Aim of the exercise
Write out all of the entries exactly, please.

## BEGIN The records

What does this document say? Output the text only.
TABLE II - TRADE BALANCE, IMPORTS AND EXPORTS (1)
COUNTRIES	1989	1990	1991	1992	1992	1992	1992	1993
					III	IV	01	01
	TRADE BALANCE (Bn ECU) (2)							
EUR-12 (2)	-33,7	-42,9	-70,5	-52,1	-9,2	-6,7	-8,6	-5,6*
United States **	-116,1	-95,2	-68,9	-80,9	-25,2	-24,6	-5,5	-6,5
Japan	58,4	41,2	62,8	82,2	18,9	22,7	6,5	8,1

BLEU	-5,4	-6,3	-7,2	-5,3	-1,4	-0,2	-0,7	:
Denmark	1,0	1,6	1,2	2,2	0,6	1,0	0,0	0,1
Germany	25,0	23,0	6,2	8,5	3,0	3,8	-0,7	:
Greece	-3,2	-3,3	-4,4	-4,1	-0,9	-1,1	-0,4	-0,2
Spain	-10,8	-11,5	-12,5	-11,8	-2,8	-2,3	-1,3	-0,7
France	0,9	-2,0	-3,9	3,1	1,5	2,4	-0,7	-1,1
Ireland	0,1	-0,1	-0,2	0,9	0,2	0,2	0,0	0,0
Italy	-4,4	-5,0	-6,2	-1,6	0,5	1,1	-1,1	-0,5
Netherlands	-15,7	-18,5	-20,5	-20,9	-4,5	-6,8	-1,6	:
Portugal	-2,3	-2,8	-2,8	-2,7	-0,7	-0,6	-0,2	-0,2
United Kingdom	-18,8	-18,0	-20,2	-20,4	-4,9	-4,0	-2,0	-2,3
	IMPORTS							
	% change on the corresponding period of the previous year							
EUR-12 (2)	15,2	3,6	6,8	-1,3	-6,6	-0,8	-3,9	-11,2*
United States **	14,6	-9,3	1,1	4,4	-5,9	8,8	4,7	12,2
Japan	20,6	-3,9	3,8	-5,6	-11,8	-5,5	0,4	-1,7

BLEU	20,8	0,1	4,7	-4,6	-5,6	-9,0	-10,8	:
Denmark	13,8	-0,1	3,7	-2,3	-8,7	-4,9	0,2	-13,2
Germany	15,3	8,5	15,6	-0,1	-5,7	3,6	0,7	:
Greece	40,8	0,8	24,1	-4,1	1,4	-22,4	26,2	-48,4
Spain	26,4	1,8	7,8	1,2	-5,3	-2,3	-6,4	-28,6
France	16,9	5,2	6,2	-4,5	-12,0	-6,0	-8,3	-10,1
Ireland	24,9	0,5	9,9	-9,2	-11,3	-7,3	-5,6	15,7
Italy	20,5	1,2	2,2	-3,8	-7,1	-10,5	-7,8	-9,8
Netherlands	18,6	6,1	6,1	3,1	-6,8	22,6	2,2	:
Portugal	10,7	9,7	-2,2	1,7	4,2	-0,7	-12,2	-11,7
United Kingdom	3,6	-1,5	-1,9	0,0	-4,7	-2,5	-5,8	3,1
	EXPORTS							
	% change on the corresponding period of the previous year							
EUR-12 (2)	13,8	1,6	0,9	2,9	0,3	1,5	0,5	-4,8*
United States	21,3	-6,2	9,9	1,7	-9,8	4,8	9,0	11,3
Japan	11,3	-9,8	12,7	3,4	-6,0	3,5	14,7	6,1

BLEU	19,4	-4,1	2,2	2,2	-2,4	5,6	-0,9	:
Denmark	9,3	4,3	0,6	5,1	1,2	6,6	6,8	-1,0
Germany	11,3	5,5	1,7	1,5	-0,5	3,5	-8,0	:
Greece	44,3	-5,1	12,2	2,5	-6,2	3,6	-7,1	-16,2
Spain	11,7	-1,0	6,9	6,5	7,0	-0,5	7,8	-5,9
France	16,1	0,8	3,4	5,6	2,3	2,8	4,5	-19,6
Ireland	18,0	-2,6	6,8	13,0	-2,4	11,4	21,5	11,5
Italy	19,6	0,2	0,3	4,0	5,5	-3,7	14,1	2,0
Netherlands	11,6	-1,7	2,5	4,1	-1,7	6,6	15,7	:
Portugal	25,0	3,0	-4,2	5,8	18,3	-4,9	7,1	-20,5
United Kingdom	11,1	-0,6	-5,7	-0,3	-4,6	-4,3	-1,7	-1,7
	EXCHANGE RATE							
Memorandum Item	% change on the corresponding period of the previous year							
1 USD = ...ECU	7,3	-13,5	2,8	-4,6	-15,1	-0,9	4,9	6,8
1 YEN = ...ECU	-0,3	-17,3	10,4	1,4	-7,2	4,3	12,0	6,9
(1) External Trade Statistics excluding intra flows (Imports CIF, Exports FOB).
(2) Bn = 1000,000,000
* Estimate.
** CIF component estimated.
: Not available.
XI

## END The records

Result of the task
What does this document say? Output the text only.
TABLE II - TRADE BALANCE, IMPORTS AND EXPORTS (1)
COUNTRIES	1989	1990	1991	1992	1992	1992	1992	1993
					III	IV	01	01
	TRADE BALANCE (Bn ECU) (2)							
EUR-12 (2)	-33,7	-42,9	-70,5	-52,1	-9,2	-6,7	-8,6	-5,6*
United States **	-116,1	-95,2	-68,9	-80,9	-25,2	-24,6	-5,5	-6,5
Japan	58,4	41,2	62,8	82,2	18,9	22,7	6,5	8,1

BLEU	-5,4	-6,3	-7,2	-5,3	-1,4	-0,2	-0,7	:
Denmark	1,0	1,6	1,2	2,2	0,6	1,0	0,0	0,1
Germany	25,0	23,0	6,2	8,5	3,0	3,8	-0,7	:
Greece	-3,2	-3,3	-4,4	-4,1	-0,9	-1,1	-0,4	-0,2
Spain	-10,8	-11,5	-12,5	-11,8	-2,8	-2,3	-1,3	-0,7
France	0,9	-2,0	-3,9	3,1	1,5	2,4	-0,7	-1,1
Ireland	0,1	-0,1	-0,2	0,9	0,2	0,2	0,0	0,0
Italy	-4,4	-5,0	-6,2	-1,6	0,5	1,1	-1,1	-0,5
Netherlands	-15,7	-18,5	-20,5	-20,9	-4,5	-6,8	-1,6	:
Portugal	-2,3	-2,8	-2,8	-2,7	-0,7	-0,6	-0,2	-0,2
United Kingdom	-18,8	-18,0	-20,2	-20,4	-4,9	-4,0	-2,0	-2,3
	IMPORTS							
	% change on the corresponding period of the previous year							
EUR-12 (2)	15,2	3,6	6,8	-1,3	-6,6	-0,8	-3,9	-11,2*
United States **	14,6	-9,3	1,1	4,4	-5,9	8,8	4,7	12,2
Japan	20,6	-3,9	3,8	-5,6	-11,8	-5,5	0,4	-1,7

BLEU	20,8	0,1	4,7	-4,6	-5,6	-9,0	-10,8	:
Denmark	13,8	-0,1	3,7	-2,3	-8,7	-4,9	0,2	-13,2
Germany	15,3	8,5	15,6	-0,1	-5,7	3,6	0,7	:
Greece	40,8	0,8	24,1	-4,1	1,4	-22,4	26,2	-48,4
Spain	26,4	1,8	7,8	1,2	-5,3	-2,3	-6,4	-28,6
France	16,9	5,2	6,2	-4,5	-12,0	-6,0	-8,3	-10,1
Ireland	24,9	0,5	9,9	-9,2	-11,3	-7,3	-5,6	15,7
Italy	20,5	1,2	2,2	-3,8	-7,1	-10,5	-7,8	-9,8
Netherlands	18,6	6,1	6,1	3,1	-6,8	22,6	2,2	:
Portugal	10,7	9,7	-2,2	1,7	4,2	-0,7	-12,2	-11,7
United Kingdom	3,6	-1,5	-1,9	0,0	-4,7	-2,5	-5,8	3,1
	EXPORTS							
	% change on the corresponding period of the previous year							
EUR-12 (2)	13,8	1,6	0,9	2,9	0,3	1,5	0,5	-4,8*
United States	21,3	-6,2	9,9	1,7	-9,8	4,8	9,0	11,3
Japan	11,3	-9,8	12,7	3,4	-6,0	3,5	14,7	6,1

BLEU	19,4	-4,1	2,2	2,2	-2,4	5,6	-0,9	:
Denmark	9,3	4,3	0,6	5,1	1,2	6,6	6,8	-1,0
Germany	11,3	5,5	1,7	1,5	-0,5	3,5	-8,0	:
Greece	44,3	-5,1	12,2	2,5	-6,2	3,6	-7,1	-16,2
Spain	11,7	-1,0	6,9	6,5	7,0	-0,5	7,8	-5,9
France	16,1	0,8	3,4	5,6	2,3	2,8	4,5	-19,6
Ireland	18,0	-2,6	6,8	13,0	-2,4	11,4	21,5	11,5
Italy	19,6	0,2	0,3	4,0	5,5	-3,7	14,1	2,0
Netherlands	11,6	-1,7	2,5	4,1	-1,7	6,6	15,7	:
Portugal	25,0	3,0	-4,2	5,8	18,3	-4,9	7,1	-20,5
United Kingdom	11,1	-0,6	-5,7	-0,3	-4,6	-4,3	-1,7	-1,7
	EXCHANGE RATE							
Memorandum Item	% change on the corresponding period of the previous year							
1 USD = ...ECU	7,3	-13,5	2,8	-4,6	-15,1	-0,9	4,9	6,8
1 YEN = ...ECU	-0,3	-17,3	10,4	1,4	-7,2	4,3	12,0	6,9
(1) External Trade Statistics excluding intra flows (Imports CIF, Exports FOB).
(2) Bn = 1000,000,000
* Estimate.
** CIF component estimated.
: Not available.
XI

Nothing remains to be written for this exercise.